Locate the string "toolbar" in the records below. Copy every line where it occurs.

— start Supplied material —

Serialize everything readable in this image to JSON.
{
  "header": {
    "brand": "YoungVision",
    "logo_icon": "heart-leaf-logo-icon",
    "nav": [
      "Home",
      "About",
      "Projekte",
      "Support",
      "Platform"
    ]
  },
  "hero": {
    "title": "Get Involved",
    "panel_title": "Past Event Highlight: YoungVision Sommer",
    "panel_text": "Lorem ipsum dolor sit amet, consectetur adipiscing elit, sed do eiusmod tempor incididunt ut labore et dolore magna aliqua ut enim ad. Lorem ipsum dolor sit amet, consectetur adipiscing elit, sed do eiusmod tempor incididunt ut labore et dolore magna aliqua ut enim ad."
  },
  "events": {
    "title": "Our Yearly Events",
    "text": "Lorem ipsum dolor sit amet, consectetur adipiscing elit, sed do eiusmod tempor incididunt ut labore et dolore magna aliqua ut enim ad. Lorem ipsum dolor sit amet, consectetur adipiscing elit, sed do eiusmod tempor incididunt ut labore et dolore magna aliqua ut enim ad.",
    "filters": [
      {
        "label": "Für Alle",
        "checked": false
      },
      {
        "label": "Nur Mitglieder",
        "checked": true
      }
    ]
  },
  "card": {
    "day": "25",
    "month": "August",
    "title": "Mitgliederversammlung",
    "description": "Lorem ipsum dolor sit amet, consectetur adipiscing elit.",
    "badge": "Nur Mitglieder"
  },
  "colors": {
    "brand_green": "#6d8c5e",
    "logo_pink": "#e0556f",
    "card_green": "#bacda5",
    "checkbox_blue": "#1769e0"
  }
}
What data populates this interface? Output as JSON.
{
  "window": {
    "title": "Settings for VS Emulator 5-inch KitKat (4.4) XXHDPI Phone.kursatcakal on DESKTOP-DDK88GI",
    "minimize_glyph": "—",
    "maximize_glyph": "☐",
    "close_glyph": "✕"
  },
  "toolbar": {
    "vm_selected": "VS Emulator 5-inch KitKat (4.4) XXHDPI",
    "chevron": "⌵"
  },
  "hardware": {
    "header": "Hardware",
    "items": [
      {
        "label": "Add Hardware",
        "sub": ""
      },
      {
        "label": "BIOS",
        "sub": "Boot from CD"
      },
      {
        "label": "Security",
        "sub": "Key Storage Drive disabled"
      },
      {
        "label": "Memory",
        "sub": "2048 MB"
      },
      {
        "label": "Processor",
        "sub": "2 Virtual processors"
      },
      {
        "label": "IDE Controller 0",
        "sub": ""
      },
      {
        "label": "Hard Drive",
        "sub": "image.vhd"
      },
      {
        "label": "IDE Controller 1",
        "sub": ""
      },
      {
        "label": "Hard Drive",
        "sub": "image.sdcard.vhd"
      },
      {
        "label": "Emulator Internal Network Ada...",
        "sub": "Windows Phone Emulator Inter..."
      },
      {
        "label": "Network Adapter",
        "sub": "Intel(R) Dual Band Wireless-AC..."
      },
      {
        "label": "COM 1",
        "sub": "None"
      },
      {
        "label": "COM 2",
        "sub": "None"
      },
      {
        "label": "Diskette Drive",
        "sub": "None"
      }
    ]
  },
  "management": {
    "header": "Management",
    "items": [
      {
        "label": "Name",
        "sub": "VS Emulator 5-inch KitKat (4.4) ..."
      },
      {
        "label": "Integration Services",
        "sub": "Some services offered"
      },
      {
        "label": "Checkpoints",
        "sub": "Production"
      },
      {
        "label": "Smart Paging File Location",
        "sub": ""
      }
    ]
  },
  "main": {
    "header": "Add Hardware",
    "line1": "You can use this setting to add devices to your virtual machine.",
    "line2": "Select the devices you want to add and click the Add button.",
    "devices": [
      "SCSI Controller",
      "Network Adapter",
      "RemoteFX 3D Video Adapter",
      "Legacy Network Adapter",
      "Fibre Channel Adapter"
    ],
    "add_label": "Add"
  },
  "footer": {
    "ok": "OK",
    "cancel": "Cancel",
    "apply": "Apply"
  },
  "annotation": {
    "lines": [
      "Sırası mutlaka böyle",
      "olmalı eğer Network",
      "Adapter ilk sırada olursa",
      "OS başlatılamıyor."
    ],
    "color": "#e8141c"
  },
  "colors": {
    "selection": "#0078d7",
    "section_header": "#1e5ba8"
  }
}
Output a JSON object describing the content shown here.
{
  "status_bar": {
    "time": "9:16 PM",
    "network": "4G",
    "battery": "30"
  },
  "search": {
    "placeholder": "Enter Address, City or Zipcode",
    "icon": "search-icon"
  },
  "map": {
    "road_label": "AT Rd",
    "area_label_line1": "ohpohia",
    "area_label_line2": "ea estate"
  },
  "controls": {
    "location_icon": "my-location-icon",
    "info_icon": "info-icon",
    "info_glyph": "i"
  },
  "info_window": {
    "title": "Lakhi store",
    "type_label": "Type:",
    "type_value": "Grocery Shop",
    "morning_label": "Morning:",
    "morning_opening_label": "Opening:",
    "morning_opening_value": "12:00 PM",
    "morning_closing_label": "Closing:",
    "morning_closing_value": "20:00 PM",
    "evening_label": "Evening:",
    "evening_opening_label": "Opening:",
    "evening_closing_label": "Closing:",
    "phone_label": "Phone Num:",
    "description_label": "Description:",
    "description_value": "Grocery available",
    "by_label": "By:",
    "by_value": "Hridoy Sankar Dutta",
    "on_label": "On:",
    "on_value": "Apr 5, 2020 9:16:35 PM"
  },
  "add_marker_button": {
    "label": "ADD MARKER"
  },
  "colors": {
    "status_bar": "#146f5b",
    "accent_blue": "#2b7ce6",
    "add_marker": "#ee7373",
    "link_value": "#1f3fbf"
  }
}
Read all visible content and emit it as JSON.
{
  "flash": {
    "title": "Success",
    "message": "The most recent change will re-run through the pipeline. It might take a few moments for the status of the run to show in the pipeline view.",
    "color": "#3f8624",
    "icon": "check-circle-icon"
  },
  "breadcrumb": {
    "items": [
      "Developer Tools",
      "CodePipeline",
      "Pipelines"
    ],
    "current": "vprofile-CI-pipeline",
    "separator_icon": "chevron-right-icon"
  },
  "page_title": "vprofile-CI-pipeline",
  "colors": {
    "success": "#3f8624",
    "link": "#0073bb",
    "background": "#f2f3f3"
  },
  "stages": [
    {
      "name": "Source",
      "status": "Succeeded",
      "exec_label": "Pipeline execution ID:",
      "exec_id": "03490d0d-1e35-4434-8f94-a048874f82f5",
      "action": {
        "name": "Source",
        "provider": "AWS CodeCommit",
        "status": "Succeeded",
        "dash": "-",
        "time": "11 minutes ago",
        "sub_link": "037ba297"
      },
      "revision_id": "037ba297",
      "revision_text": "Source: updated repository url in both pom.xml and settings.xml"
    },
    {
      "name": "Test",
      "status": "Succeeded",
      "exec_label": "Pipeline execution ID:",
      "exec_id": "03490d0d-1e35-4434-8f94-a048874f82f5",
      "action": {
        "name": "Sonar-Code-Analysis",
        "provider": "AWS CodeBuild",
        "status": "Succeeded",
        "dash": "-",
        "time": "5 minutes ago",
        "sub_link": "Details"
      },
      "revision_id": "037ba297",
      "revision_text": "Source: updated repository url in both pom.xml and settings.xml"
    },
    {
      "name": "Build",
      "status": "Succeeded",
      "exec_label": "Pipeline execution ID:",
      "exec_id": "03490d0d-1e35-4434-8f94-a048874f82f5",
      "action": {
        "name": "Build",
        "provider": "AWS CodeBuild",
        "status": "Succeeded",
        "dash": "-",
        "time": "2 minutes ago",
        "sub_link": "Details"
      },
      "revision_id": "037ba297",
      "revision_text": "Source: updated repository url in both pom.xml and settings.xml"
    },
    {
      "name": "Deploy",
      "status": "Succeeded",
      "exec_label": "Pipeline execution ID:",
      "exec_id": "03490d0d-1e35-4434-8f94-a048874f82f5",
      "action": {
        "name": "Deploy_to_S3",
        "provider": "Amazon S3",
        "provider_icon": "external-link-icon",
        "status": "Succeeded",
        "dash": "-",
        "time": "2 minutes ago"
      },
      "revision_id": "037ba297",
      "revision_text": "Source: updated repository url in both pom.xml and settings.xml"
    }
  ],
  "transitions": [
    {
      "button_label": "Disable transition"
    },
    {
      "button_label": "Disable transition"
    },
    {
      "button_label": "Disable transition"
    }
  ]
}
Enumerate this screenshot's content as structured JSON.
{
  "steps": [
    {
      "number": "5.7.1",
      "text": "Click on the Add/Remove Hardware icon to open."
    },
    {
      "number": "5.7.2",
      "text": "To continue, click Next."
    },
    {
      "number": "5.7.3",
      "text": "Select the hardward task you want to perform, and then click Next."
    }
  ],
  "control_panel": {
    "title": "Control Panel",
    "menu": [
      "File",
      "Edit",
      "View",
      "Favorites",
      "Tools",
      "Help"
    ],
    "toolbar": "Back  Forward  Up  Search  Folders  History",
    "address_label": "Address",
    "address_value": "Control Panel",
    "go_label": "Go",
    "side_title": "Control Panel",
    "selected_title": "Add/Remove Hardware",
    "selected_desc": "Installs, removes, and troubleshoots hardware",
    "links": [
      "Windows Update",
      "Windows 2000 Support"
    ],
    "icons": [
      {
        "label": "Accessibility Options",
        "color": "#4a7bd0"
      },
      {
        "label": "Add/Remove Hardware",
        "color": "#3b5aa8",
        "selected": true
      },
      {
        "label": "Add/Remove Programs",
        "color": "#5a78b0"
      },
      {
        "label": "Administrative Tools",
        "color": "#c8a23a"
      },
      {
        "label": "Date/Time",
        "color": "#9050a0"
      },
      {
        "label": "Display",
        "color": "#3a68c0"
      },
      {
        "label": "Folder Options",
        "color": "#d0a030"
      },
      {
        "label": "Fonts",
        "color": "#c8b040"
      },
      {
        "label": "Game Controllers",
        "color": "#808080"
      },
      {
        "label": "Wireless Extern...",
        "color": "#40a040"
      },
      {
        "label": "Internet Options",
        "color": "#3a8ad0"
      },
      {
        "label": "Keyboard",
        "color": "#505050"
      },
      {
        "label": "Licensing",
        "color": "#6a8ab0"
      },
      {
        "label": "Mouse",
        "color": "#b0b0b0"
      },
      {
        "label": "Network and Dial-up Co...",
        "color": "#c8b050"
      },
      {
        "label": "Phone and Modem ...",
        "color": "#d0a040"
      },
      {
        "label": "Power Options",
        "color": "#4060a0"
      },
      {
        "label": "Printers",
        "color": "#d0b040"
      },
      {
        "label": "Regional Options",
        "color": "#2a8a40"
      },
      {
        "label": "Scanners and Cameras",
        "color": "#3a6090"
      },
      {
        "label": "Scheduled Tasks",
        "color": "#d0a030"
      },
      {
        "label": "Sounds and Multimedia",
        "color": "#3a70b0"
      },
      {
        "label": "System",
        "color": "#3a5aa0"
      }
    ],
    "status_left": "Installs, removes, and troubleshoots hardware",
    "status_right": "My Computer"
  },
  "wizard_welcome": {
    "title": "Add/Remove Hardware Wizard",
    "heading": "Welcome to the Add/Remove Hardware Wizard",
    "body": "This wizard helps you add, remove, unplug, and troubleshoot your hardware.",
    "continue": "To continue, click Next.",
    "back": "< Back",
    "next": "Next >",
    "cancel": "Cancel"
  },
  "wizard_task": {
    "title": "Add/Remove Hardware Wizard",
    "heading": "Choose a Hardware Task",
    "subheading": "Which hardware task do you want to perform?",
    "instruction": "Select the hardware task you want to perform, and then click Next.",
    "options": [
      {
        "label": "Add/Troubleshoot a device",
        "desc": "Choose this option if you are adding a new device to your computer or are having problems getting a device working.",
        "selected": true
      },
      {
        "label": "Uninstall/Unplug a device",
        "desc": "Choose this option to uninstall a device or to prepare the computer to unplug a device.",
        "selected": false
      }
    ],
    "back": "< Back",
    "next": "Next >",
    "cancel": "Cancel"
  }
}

— end Supplied material —

## Solution to this exercise
  "toolbar": {
    "toolbar": "Back  Forward  Up  Search  Folders  History",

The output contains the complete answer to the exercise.